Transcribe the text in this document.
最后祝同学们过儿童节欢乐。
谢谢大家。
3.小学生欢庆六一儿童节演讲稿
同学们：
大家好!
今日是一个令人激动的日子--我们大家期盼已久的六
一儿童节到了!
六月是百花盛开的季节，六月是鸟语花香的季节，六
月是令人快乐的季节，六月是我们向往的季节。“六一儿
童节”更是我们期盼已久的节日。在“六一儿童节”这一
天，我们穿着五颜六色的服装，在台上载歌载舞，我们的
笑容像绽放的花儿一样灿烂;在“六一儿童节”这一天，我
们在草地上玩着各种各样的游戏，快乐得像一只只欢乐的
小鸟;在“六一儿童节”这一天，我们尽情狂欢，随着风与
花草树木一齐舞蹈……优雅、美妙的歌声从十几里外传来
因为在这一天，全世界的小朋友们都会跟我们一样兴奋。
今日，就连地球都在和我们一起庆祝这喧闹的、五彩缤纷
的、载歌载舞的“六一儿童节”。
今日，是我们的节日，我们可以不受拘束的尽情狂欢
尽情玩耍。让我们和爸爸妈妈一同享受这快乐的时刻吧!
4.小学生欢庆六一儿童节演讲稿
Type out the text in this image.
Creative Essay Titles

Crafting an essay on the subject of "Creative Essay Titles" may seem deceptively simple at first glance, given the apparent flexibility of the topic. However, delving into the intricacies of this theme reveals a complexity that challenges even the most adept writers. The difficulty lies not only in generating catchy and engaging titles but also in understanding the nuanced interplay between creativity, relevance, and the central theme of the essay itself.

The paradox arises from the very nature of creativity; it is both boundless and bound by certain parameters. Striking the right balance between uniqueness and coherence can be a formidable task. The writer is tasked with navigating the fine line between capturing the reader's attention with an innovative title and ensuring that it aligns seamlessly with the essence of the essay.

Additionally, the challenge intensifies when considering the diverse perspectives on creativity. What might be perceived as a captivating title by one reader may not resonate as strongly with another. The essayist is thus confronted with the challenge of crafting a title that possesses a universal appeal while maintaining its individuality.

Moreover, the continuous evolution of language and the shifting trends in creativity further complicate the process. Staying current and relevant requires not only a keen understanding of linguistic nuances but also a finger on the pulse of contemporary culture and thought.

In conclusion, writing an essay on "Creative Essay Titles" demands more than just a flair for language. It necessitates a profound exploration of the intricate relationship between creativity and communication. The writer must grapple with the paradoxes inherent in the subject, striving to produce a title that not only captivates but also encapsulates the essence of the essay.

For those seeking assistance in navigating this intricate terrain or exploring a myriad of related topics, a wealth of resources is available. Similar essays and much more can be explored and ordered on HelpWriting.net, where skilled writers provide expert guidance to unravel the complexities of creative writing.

----

**TASK TO CARRY OUT**
Print back all the lines verbatim.

**OUTPUT FOR THIS TASK**
Transcribe the text in this document.
最后祝同学们过儿童节欢乐。
谢谢大家。
3.小学生欢庆六一儿童节演讲稿
同学们：
大家好!
今日是一个令人激动的日子--我们大家期盼已久的六
一儿童节到了!
六月是百花盛开的季节，六月是鸟语花香的季节，六
月是令人快乐的季节，六月是我们向往的季节。“六一儿
童节”更是我们期盼已久的节日。在“六一儿童节”这一
天，我们穿着五颜六色的服装，在台上载歌载舞，我们的
笑容像绽放的花儿一样灿烂;在“六一儿童节”这一天，我
们在草地上玩着各种各样的游戏，快乐得像一只只欢乐的
小鸟;在“六一儿童节”这一天，我们尽情狂欢，随着风与
花草树木一齐舞蹈……优雅、美妙的歌声从十几里外传来
因为在这一天，全世界的小朋友们都会跟我们一样兴奋。
今日，就连地球都在和我们一起庆祝这喧闹的、五彩缤纷
的、载歌载舞的“六一儿童节”。
今日，是我们的节日，我们可以不受拘束的尽情狂欢
尽情玩耍。让我们和爸爸妈妈一同享受这快乐的时刻吧!
4.小学生欢庆六一儿童节演讲稿
Type out the text in this image.
Creative Essay Titles

Crafting an essay on the subject of "Creative Essay Titles" may seem deceptively simple at first glance, given the apparent flexibility of the topic. However, delving into the intricacies of this theme reveals a complexity that challenges even the most adept writers. The difficulty lies not only in generating catchy and engaging titles but also in understanding the nuanced interplay between creativity, relevance, and the central theme of the essay itself.

The paradox arises from the very nature of creativity; it is both boundless and bound by certain parameters. Striking the right balance between uniqueness and coherence can be a formidable task. The writer is tasked with navigating the fine line between capturing the reader's attention with an innovative title and ensuring that it aligns seamlessly with the essence of the essay.

Additionally, the challenge intensifies when considering the diverse perspectives on creativity. What might be perceived as a captivating title by one reader may not resonate as strongly with another. The essayist is thus confronted with the challenge of crafting a title that possesses a universal appeal while maintaining its individuality.

Moreover, the continuous evolution of language and the shifting trends in creativity further complicate the process. Staying current and relevant requires not only a keen understanding of linguistic nuances but also a finger on the pulse of contemporary culture and thought.

In conclusion, writing an essay on "Creative Essay Titles" demands more than just a flair for language. It necessitates a profound exploration of the intricate relationship between creativity and communication. The writer must grapple with the paradoxes inherent in the subject, striving to produce a title that not only captivates but also encapsulates the essence of the essay.

For those seeking assistance in navigating this intricate terrain or exploring a myriad of related topics, a wealth of resources is available. Similar essays and much more can be explored and ordered on HelpWriting.net, where skilled writers provide expert guidance to unravel the complexities of creative writing.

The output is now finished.